#### Data supplied ####
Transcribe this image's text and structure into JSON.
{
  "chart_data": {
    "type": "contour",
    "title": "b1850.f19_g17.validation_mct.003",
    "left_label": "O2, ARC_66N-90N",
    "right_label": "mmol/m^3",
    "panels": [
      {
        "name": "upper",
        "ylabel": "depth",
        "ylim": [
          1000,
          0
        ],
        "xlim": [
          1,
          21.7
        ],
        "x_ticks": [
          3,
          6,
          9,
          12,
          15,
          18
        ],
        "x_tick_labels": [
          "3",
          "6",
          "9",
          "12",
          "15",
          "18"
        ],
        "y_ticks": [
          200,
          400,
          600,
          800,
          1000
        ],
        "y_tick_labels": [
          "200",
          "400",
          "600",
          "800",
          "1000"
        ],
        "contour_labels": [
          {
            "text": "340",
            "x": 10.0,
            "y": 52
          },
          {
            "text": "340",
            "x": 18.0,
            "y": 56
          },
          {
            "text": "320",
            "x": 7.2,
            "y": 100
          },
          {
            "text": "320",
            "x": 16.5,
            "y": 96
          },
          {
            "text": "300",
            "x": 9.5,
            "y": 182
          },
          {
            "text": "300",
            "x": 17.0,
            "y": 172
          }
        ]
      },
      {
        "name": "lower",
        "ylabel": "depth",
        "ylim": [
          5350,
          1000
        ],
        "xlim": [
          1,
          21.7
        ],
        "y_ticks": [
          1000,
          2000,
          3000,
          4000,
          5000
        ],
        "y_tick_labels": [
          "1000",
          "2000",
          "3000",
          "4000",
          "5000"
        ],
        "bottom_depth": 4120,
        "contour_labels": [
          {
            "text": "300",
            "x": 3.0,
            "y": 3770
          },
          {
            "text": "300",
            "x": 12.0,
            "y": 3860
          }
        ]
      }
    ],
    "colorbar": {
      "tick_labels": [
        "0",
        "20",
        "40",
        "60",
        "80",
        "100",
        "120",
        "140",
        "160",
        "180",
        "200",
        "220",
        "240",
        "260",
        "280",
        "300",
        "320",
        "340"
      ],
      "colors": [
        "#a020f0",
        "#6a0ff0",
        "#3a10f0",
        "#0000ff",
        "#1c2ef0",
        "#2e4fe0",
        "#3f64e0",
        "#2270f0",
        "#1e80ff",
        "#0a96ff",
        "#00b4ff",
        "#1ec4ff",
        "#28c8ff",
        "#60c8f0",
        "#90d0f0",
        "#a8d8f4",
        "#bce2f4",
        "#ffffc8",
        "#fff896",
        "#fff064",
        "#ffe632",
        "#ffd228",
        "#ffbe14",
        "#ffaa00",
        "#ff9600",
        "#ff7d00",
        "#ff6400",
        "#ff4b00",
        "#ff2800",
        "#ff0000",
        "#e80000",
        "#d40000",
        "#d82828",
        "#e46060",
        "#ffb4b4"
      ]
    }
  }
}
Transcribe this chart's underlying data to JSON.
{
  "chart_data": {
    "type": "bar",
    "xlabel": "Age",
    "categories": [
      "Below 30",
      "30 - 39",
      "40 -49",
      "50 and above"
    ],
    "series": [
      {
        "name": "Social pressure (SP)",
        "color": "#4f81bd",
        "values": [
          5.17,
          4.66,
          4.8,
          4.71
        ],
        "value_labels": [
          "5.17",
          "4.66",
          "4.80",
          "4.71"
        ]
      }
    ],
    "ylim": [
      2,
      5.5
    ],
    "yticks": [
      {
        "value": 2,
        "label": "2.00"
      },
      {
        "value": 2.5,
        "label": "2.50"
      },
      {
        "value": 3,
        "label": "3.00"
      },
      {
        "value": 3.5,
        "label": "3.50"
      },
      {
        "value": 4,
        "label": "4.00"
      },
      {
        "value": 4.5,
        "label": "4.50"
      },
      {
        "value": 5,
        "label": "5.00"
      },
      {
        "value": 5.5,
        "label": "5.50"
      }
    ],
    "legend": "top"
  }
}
####
§ Instructions for the task: Output the listing above word for word.

§ Response to the exercise:
Transcribe this image's text and structure into JSON.
{
  "chart_data": {
    "type": "contour",
    "title": "b1850.f19_g17.validation_mct.003",
    "left_label": "O2, ARC_66N-90N",
    "right_label": "mmol/m^3",
    "panels": [
      {
        "name": "upper",
        "ylabel": "depth",
        "ylim": [
          1000,
          0
        ],
        "xlim": [
          1,
          21.7
        ],
        "x_ticks": [
          3,
          6,
          9,
          12,
          15,
          18
        ],
        "x_tick_labels": [
          "3",
          "6",
          "9",
          "12",
          "15",
          "18"
        ],
        "y_ticks": [
          200,
          400,
          600,
          800,
          1000
        ],
        "y_tick_labels": [
          "200",
          "400",
          "600",
          "800",
          "1000"
        ],
        "contour_labels": [
          {
            "text": "340",
            "x": 10.0,
            "y": 52
          },
          {
            "text": "340",
            "x": 18.0,
            "y": 56
          },
          {
            "text": "320",
            "x": 7.2,
            "y": 100
          },
          {
            "text": "320",
            "x": 16.5,
            "y": 96
          },
          {
            "text": "300",
            "x": 9.5,
            "y": 182
          },
          {
            "text": "300",
            "x": 17.0,
            "y": 172
          }
        ]
      },
      {
        "name": "lower",
        "ylabel": "depth",
        "ylim": [
          5350,
          1000
        ],
        "xlim": [
          1,
          21.7
        ],
        "y_ticks": [
          1000,
          2000,
          3000,
          4000,
          5000
        ],
        "y_tick_labels": [
          "1000",
          "2000",
          "3000",
          "4000",
          "5000"
        ],
        "bottom_depth": 4120,
        "contour_labels": [
          {
            "text": "300",
            "x": 3.0,
            "y": 3770
          },
          {
            "text": "300",
            "x": 12.0,
            "y": 3860
          }
        ]
      }
    ],
    "colorbar": {
      "tick_labels": [
        "0",
        "20",
        "40",
        "60",
        "80",
        "100",
        "120",
        "140",
        "160",
        "180",
        "200",
        "220",
        "240",
        "260",
        "280",
        "300",
        "320",
        "340"
      ],
      "colors": [
        "#a020f0",
        "#6a0ff0",
        "#3a10f0",
        "#0000ff",
        "#1c2ef0",
        "#2e4fe0",
        "#3f64e0",
        "#2270f0",
        "#1e80ff",
        "#0a96ff",
        "#00b4ff",
        "#1ec4ff",
        "#28c8ff",
        "#60c8f0",
        "#90d0f0",
        "#a8d8f4",
        "#bce2f4",
        "#ffffc8",
        "#fff896",
        "#fff064",
        "#ffe632",
        "#ffd228",
        "#ffbe14",
        "#ffaa00",
        "#ff9600",
        "#ff7d00",
        "#ff6400",
        "#ff4b00",
        "#ff2800",
        "#ff0000",
        "#e80000",
        "#d40000",
        "#d82828",
        "#e46060",
        "#ffb4b4"
      ]
    }
  }
}
Transcribe this chart's underlying data to JSON.
{
  "chart_data": {
    "type": "bar",
    "xlabel": "Age",
    "categories": [
      "Below 30",
      "30 - 39",
      "40 -49",
      "50 and above"
    ],
    "series": [
      {
        "name": "Social pressure (SP)",
        "color": "#4f81bd",
        "values": [
          5.17,
          4.66,
          4.8,
          4.71
        ],
        "value_labels": [
          "5.17",
          "4.66",
          "4.80",
          "4.71"
        ]
      }
    ],
    "ylim": [
      2,
      5.5
    ],
    "yticks": [
      {
        "value": 2,
        "label": "2.00"
      },
      {
        "value": 2.5,
        "label": "2.50"
      },
      {
        "value": 3,
        "label": "3.00"
      },
      {
        "value": 3.5,
        "label": "3.50"
      },
      {
        "value": 4,
        "label": "4.00"
      },
      {
        "value": 4.5,
        "label": "4.50"
      },
      {
        "value": 5,
        "label": "5.00"
      },
      {
        "value": 5.5,
        "label": "5.50"
      }
    ],
    "legend": "top"
  }
}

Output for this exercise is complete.